--- Begin ---
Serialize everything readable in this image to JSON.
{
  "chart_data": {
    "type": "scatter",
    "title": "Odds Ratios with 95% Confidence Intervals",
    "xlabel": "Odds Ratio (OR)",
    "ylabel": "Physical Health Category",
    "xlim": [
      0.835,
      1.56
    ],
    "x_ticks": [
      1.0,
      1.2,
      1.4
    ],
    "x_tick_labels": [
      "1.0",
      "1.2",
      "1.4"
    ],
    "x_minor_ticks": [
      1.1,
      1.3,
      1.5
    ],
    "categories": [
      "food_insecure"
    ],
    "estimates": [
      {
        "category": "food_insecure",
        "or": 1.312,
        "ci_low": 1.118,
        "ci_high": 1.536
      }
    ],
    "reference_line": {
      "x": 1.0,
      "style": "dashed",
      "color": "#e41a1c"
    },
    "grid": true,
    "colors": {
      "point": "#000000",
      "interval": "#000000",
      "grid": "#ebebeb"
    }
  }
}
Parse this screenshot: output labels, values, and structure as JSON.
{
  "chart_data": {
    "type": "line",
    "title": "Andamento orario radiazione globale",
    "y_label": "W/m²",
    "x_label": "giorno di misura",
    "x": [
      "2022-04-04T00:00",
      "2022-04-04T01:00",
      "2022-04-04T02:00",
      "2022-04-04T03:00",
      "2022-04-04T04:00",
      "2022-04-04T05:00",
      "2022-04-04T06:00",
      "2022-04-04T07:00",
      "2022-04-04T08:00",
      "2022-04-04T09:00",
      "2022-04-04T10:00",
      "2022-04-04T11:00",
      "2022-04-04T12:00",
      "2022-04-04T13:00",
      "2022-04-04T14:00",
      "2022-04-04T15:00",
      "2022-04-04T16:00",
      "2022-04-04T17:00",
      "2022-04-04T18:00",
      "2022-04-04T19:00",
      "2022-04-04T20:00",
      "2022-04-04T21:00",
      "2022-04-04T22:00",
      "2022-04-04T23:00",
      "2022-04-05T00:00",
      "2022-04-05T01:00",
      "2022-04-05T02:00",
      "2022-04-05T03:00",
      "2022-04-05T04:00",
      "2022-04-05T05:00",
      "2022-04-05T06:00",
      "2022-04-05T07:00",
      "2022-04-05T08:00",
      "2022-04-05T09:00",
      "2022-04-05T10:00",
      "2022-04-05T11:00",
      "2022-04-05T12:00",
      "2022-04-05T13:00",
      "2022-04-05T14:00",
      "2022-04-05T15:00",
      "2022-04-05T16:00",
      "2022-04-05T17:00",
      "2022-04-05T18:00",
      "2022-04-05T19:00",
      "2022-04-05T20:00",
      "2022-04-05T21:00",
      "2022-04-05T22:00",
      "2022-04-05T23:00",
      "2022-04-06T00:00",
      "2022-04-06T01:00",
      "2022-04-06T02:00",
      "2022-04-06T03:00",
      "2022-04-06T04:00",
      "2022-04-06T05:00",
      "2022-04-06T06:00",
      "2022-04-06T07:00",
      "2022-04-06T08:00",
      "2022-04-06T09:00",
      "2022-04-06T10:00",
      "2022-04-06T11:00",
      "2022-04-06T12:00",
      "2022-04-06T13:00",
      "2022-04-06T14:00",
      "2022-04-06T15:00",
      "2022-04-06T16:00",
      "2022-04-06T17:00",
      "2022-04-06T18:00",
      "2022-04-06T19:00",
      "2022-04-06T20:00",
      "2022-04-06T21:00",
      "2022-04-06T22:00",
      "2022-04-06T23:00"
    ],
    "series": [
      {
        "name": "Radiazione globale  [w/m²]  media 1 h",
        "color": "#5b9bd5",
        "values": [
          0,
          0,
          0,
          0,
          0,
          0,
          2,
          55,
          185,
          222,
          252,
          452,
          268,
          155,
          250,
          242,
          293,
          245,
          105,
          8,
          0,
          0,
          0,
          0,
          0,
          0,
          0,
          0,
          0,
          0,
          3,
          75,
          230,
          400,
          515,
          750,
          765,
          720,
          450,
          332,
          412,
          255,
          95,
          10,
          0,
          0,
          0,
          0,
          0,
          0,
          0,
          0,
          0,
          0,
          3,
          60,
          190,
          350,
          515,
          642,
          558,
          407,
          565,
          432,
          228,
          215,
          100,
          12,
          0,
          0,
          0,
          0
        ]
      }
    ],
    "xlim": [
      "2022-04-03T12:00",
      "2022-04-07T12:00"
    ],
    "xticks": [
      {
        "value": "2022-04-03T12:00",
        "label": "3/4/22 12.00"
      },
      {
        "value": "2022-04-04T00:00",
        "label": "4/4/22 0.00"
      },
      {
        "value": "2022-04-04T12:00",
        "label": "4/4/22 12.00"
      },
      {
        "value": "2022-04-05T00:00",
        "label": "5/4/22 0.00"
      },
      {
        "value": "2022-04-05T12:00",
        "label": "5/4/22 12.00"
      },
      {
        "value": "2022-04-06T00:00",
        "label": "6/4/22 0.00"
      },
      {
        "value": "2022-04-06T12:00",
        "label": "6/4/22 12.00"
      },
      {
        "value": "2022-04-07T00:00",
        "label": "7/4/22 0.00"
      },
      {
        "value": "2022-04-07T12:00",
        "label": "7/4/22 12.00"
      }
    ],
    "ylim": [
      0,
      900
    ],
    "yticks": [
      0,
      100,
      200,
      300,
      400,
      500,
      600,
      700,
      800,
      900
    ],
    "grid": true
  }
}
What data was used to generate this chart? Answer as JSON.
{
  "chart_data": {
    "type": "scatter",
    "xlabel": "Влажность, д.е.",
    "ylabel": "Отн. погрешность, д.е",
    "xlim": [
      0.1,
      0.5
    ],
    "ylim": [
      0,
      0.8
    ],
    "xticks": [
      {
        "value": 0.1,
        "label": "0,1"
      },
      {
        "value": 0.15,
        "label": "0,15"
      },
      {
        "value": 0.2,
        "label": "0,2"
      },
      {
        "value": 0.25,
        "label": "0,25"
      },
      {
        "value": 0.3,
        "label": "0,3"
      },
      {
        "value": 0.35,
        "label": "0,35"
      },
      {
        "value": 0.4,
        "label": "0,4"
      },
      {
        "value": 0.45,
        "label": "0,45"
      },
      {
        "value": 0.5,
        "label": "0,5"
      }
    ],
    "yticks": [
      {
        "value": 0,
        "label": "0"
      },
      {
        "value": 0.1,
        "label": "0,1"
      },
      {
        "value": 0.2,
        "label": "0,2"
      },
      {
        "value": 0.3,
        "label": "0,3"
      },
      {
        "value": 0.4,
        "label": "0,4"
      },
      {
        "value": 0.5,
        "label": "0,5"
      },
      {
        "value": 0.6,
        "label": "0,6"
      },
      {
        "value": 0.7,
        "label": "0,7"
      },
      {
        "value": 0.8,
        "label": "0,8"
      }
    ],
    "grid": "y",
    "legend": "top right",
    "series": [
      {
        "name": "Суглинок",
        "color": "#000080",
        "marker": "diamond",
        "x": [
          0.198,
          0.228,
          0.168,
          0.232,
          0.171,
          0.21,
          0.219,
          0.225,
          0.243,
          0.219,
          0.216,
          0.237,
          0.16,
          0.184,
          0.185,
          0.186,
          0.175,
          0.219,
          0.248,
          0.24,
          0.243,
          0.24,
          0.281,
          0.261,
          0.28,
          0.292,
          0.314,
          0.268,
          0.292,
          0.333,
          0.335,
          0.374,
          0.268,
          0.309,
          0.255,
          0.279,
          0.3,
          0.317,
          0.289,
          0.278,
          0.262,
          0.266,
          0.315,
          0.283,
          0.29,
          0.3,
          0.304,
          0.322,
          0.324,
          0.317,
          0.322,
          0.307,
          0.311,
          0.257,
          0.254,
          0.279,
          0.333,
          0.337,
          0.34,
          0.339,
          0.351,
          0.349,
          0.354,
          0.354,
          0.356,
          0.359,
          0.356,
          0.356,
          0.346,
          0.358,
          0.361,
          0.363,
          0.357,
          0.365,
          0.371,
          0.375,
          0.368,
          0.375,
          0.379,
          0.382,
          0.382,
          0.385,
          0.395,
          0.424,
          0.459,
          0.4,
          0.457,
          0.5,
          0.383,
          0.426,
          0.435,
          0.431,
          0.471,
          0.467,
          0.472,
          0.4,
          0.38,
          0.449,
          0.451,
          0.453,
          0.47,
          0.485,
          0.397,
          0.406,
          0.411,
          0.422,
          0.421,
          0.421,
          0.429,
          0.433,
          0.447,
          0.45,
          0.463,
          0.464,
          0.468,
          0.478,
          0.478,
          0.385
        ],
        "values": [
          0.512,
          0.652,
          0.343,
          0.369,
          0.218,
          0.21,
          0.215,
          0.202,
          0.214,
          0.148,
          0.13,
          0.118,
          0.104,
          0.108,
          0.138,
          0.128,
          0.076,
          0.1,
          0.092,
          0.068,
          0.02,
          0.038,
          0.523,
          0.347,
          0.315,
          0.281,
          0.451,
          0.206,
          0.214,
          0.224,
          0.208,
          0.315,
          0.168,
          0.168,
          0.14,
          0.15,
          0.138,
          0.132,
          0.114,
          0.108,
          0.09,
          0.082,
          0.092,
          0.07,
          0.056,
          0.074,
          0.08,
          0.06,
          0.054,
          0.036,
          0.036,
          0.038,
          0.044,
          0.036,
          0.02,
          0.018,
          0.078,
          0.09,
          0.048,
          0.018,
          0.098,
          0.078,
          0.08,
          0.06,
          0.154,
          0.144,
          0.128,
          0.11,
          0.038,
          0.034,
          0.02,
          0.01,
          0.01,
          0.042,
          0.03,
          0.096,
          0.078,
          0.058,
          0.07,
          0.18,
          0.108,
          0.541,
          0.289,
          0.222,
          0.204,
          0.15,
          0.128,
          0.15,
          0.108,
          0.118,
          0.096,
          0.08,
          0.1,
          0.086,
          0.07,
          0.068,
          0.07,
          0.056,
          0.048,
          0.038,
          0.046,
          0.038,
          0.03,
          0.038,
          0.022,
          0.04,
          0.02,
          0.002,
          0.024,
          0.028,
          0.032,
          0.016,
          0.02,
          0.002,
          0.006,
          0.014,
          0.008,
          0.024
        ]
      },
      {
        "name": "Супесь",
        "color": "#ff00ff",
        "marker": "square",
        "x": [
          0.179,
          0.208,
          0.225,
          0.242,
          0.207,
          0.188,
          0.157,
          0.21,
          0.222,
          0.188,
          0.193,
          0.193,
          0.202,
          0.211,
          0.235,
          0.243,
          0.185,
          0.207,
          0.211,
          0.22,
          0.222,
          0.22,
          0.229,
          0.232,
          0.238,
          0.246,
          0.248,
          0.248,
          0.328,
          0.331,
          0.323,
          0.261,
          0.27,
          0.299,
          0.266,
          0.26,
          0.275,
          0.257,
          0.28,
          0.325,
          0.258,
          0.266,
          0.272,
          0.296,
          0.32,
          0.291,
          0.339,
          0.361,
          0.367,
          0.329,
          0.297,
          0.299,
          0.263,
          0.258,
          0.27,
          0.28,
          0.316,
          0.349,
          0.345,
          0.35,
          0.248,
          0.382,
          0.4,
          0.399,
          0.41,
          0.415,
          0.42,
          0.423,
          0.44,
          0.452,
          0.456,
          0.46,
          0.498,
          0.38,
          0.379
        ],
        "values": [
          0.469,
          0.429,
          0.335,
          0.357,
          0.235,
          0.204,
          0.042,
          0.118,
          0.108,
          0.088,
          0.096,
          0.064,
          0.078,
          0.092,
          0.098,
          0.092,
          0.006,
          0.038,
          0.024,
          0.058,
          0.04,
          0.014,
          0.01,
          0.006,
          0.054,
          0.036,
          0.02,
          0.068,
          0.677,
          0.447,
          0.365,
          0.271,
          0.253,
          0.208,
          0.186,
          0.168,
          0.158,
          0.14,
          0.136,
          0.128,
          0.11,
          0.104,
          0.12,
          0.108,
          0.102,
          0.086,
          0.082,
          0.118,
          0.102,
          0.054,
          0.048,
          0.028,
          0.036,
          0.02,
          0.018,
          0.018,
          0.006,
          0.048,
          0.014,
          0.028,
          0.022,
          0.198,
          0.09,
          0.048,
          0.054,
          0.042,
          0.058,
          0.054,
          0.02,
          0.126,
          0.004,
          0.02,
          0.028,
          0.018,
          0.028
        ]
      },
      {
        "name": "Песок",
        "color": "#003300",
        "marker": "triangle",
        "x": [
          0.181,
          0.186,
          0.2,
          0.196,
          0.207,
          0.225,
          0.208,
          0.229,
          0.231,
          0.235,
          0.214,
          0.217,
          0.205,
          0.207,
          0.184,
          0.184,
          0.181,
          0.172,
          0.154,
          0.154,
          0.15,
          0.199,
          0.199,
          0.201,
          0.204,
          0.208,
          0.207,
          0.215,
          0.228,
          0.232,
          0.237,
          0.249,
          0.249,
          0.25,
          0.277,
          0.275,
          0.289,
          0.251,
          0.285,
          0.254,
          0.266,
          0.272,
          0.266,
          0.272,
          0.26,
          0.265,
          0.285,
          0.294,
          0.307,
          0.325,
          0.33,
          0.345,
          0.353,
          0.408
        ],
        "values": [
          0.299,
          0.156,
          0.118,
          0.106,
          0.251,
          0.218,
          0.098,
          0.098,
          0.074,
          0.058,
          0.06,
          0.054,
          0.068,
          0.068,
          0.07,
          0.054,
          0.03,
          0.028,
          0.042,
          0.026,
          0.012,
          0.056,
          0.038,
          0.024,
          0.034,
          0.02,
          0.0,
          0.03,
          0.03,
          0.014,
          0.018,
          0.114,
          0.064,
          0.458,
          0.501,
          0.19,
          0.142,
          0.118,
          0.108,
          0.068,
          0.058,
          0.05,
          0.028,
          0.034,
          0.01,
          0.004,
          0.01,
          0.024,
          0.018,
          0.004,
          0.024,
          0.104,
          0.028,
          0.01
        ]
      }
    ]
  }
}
--- End ---
> Directions for this task: In the records above, find each line holding "name" and copy it.

> Answer below:
        "name": "Radiazione globale  [w/m²]  media 1 h",
        "name": "Суглинок",
        "name": "Супесь",
        "name": "Песок",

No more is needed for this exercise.